* Complete the following *
(1) According to the article on Facebook shutting down its Deals service, in which cities did Facebook Deals target users?
(2) Continue the article on Facebook shutting down its Deals service from the point where it stops.

Facebook Drops Daily Deals Programme

Facebook has pulled the plug on its shopping discount service after just four months

Facebook said it has shuttered its local daily deals service, a 4-month-old effort to challenge Groupon and LivingSocial in the burgeoning but markedly copycat-filled market for social commerce.

Launched in April, Facebook Deals let local businesses pitch deals to Facebook users living in Atlanta; Austin, Texas; Dallas; San Diego and San Francisco. The social network giant aggregated daily discounts of 50 percent or more from local merchants, as well as from providers such as aDealio, Gilt City and OpenTable.

Social deals

While deals issued from market leaders Groupon and LivingSocial target individuals, Facebook offered a more social bent on deals, including discount packages for concerts, group hikes and wine tastings. Facebook Deals came via email and a special Deals tab for Facebook homepages, but they also surfaced in News Feeds to show users what their friends are buying.

The service failed to gain traction, though Facebook declined to say why it pulled a quick trigger on it.

“After testing Deals for four months, we’ve decided to end our Deals product in the coming weeks,” a Facebook spokesperson told Reuters on 26 August. “We think there is a lot of power in a social approach to driving people into local businesses. We’ve learned a lot from our test, and we’ll continue to evaluate how to best serve local businesses.”

The chief challenge is that online daily deals have become a commodity business. Daily deals websites sprout up like mushrooms; Amazon just extended its AmazonLocal deals service to New York City.

As Altimeter Group analyst Jeremiah Owyang told Reuters: “There are no barriers to entry. It’s just not going to work because everybody offers it and therefore the margins go down.”

* Page segmentation data *
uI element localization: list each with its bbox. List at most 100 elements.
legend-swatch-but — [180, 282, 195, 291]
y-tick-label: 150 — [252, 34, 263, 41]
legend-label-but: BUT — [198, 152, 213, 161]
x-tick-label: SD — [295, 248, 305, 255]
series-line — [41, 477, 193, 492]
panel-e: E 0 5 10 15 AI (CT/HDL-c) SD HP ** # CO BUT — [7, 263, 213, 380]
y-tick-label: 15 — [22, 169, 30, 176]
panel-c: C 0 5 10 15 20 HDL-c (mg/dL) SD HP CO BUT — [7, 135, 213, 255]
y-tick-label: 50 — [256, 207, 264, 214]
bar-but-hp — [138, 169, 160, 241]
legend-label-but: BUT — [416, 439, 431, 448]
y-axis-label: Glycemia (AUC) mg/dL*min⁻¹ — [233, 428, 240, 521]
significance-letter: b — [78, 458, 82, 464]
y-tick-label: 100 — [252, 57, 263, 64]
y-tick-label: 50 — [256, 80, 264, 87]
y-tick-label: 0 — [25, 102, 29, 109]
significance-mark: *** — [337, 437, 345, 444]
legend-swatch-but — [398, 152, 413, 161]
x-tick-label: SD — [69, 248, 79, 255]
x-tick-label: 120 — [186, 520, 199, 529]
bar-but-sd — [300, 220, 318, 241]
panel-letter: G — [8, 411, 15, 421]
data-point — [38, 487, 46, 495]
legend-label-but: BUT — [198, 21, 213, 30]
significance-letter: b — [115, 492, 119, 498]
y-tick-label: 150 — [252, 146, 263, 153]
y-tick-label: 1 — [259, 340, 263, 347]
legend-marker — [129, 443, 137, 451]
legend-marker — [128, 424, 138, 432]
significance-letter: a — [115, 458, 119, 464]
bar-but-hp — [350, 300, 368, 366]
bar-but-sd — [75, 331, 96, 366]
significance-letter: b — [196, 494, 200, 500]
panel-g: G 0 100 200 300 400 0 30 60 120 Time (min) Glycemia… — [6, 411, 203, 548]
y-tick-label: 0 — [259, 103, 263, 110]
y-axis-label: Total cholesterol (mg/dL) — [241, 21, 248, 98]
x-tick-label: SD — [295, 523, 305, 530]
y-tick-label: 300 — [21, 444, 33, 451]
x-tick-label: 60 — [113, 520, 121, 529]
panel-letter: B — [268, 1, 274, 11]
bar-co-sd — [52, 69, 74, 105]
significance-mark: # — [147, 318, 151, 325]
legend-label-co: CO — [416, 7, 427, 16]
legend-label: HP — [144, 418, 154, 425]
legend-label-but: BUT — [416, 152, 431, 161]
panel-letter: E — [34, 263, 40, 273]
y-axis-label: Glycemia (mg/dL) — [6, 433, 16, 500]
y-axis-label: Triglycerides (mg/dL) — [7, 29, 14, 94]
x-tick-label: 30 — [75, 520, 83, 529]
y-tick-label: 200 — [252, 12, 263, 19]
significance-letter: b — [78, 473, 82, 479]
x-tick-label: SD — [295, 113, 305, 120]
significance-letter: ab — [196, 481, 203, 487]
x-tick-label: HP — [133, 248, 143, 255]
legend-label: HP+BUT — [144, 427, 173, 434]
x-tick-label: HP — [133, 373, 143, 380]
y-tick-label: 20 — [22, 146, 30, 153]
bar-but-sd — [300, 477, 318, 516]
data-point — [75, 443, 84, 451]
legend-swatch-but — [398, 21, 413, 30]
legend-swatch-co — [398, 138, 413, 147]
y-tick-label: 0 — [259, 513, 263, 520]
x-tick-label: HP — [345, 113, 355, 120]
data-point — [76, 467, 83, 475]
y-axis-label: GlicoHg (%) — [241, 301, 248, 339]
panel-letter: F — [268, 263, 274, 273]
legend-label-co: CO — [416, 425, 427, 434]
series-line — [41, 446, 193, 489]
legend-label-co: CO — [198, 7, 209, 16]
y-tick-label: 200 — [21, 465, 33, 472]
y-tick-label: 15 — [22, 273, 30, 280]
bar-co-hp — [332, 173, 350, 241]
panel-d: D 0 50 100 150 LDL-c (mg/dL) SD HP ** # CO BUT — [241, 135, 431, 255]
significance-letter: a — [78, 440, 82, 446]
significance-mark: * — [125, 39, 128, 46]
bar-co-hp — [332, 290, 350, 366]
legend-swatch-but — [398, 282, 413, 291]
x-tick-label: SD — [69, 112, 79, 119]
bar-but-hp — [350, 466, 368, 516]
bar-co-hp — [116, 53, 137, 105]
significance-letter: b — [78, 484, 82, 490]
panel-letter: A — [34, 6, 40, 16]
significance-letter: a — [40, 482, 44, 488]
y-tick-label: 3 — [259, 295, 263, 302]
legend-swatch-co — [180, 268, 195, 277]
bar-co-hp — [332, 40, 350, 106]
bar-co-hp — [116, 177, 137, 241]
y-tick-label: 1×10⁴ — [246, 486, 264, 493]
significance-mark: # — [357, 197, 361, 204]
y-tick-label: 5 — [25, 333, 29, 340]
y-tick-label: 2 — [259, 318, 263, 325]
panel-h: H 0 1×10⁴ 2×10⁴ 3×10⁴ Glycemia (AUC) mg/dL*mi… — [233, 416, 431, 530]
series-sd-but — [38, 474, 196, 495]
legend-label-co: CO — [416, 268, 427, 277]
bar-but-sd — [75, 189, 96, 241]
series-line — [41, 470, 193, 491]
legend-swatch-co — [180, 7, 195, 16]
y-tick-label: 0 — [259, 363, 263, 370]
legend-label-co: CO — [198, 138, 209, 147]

* Answers for the tasks *
(1) Atlanta; Austin, Texas; Dallas; San Diego and San Francisco.

(2)
Groupon, which is girding for an initial public offering, is universally acknowledged as the market leader in daily deals.

However, HitWise Experian analyst Bill Tancer said Groupon has experienced almost a 50 percent traffic drop to its website since its peak in the second week of June 2011, compared with last week.

During the same time, Living Social has enjoyed 27 percent growth in visits to its own website. The figures exclude mobile web or access via applications.

Traffic shifts

Tancer said this suggests the increased number of competitors (the commodity factor), not enough of the right deals to suit users’ preferences and “deal fatigue”, is causing traffic shifts at the top.

Tancer noted that PriceGrabber found that 52 percent of those surveyed said they felt overwhelmed by the number of daily deal emails they receive each day.

Facebook’s bow to market leaders Groupon and LivingSocial, which have carved out major portions of the East and West Coast daily deals sales, as well as parts of the Midwest and South, does not bode well for Google Offers, the search engine company’s take on the model.

Google Offers is only available in New York, San Francisco and the surrounding Bay Area, and Portland.

The company hopes to pair a broader roll-out with its Google Wallet mobile payment service, which is launching in New York and San Francisco this summer to let consumers use their smartphones to tap and pay for goods from select retailers.